PASSAGE TO READ:
*** Block opens ***
Southern Cemetery, Manchester
Southern Cemetery, Manchester is a large municipal cemetery in Chorlton-cum-Hardy, Greater Manchester, England, three miles south of Manchester city centre: it was opened in 1879. (It was then in the Withington Local Board District and from 1894 to 1904 in Withington Urban District.) The main area of the cemetery is located to the north of Barlow Moor Road and to the west of the A5103 Princess Road; a northwards extension is situated to the north of Nell Lane. Manchester City Council owns and administers the cemetery. There is a Jewish Cemetery in the northwest section, next to Barlow Moor Road and a Muslim section adjacent to it: the rest of the area of the cemetery is divided into plots for particular classes of person, e.g., Anglicans, Roman Catholics, others. A war memorial stands here to commemorate Allied servicemen who died in the World Wars: many of them died in the two military hospitals in south Manchester (i.e. those at Grangethorpe Road, Fallowfield, and Nell Lane, West Didsbury). Immediately adjacent to the northwest corner of the cemetery, also on Barlow Moor Road, is the Manchester Crematorium which opened in 1892, the second in the United Kingdom.
*** Block closes ***
ACTION ITEM:
Continue the Southern Cemetery passage, starting after its final sentence.

SUPPLIED ENTRIES:
*** Block opens ***
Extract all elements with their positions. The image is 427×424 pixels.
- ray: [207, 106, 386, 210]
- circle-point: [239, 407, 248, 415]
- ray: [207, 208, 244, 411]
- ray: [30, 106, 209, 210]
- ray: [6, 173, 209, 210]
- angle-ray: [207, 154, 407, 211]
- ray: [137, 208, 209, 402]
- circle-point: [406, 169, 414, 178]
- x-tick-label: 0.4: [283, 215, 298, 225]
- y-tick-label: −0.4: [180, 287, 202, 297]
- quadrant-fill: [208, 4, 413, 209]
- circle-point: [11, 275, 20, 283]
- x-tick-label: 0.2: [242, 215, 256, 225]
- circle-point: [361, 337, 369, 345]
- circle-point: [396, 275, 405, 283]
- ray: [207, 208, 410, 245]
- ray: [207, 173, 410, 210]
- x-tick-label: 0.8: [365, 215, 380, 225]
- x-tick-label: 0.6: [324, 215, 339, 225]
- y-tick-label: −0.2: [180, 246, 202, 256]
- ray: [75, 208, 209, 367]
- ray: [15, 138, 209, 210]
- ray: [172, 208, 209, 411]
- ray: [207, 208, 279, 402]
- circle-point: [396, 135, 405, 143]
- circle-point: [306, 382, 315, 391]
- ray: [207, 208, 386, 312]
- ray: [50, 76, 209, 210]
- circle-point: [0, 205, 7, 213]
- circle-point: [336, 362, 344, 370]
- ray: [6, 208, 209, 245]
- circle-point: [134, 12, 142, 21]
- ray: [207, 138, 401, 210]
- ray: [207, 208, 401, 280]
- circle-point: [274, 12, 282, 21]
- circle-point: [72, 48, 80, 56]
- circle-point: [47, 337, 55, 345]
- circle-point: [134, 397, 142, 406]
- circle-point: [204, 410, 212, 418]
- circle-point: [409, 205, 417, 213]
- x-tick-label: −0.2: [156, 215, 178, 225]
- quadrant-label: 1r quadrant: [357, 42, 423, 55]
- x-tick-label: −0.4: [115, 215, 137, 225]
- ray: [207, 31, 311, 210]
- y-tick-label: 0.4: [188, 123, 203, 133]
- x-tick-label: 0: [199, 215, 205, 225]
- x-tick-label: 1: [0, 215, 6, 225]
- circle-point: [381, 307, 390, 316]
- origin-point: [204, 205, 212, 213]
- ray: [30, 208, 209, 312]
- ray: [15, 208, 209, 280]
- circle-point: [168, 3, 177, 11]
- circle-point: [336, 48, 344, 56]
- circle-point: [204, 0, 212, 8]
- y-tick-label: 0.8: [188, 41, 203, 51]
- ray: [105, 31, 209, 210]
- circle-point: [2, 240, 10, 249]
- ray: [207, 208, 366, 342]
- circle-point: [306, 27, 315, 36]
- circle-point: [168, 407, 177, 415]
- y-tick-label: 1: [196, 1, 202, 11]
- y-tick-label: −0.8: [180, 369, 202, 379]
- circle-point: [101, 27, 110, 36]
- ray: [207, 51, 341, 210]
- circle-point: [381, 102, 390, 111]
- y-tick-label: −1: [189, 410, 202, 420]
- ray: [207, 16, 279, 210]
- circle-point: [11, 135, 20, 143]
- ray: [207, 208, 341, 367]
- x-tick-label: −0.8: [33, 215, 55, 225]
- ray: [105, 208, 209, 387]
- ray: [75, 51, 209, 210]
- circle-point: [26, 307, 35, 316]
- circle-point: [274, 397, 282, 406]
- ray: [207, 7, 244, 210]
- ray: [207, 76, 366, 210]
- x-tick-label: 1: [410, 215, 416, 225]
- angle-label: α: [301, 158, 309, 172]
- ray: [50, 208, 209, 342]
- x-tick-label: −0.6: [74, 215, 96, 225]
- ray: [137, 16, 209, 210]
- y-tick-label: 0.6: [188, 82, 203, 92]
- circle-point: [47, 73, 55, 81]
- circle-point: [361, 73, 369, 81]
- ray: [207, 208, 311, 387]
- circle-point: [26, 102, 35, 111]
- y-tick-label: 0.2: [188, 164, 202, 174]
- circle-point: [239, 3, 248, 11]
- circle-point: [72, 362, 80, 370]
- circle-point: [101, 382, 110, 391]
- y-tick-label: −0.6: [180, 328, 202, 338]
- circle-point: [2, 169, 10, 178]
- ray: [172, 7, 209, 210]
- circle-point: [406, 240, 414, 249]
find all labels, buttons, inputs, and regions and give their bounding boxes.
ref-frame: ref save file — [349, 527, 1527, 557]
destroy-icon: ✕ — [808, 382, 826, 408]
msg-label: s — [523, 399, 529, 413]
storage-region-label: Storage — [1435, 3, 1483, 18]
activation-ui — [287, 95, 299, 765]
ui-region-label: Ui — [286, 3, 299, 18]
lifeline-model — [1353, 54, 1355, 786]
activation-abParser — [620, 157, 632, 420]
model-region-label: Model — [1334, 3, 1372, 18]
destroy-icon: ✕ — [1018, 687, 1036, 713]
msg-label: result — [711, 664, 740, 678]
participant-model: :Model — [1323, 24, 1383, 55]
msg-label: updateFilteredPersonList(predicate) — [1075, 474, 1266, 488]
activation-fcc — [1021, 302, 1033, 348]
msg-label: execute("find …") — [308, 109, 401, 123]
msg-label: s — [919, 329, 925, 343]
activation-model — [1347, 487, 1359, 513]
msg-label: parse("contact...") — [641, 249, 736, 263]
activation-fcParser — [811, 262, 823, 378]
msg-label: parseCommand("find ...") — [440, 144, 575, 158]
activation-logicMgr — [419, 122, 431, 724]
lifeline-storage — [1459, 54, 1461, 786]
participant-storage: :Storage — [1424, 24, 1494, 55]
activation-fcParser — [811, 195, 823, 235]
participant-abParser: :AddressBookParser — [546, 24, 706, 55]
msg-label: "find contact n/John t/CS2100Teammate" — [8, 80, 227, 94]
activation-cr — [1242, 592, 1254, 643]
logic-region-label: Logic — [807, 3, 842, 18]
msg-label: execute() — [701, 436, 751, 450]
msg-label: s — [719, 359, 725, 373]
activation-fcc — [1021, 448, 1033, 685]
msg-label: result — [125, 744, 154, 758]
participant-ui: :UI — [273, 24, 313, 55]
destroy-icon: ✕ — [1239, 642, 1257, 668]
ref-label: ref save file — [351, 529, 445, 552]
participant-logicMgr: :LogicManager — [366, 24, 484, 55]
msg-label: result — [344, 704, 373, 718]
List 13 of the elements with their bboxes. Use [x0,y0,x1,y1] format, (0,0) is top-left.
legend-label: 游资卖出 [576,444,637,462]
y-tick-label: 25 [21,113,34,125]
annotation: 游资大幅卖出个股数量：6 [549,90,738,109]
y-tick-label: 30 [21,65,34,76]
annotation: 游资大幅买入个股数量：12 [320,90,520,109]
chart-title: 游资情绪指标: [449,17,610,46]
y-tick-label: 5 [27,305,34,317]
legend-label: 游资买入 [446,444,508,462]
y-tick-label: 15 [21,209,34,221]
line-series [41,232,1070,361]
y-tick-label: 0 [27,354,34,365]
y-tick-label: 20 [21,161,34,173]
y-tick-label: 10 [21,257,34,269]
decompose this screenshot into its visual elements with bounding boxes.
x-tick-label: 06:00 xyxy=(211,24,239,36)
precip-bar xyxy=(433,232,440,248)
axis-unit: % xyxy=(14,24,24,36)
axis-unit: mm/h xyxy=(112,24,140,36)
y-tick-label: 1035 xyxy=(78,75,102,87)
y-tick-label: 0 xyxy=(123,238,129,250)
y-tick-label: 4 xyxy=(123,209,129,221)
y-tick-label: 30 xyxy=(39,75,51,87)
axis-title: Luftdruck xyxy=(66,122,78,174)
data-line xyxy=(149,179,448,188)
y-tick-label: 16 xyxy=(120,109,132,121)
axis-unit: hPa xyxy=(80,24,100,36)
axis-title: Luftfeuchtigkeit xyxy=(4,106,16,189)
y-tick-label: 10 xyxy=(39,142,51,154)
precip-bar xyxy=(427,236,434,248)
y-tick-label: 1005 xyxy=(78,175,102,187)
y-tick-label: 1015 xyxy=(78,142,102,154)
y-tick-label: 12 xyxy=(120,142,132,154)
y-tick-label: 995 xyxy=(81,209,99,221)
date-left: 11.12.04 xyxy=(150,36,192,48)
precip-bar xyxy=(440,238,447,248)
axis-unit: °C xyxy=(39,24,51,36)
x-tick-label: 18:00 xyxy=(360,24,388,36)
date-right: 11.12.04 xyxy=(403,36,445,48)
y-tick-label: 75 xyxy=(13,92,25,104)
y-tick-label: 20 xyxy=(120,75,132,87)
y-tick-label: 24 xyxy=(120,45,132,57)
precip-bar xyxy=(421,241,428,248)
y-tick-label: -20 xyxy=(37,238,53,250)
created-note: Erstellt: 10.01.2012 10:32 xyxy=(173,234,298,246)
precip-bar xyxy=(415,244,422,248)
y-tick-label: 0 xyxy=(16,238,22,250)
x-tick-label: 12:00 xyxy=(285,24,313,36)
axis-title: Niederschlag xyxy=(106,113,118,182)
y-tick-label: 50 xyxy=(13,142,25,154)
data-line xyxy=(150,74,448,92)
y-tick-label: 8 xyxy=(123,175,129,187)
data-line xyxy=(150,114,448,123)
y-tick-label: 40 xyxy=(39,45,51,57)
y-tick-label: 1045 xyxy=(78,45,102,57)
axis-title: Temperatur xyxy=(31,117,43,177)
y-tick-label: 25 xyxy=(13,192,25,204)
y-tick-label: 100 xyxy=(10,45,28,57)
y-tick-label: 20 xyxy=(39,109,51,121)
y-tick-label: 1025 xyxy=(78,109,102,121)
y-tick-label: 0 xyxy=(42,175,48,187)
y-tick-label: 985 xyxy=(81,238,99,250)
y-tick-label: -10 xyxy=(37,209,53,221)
*** Block closes ***
REPLY TO THE TASK:
Buildings
Three service chapels are located in Southern Cemetery, only one of which is currently used for funeral services. The remaining two chapels are semi-derelict. As use of the chapel is infrequent (due in most part, to the huge decline in the burial rate during the last century), it is unlikely that either of these two chapels will be returned to their originally intended function in the foreseeable future. A remembrance lodge has been created in the cemetery, opened on 1 October 2008. It is situated at the main entrance on Barlow Moor Road and is for the use of families and friends wishing to pay their respects and remember loved ones.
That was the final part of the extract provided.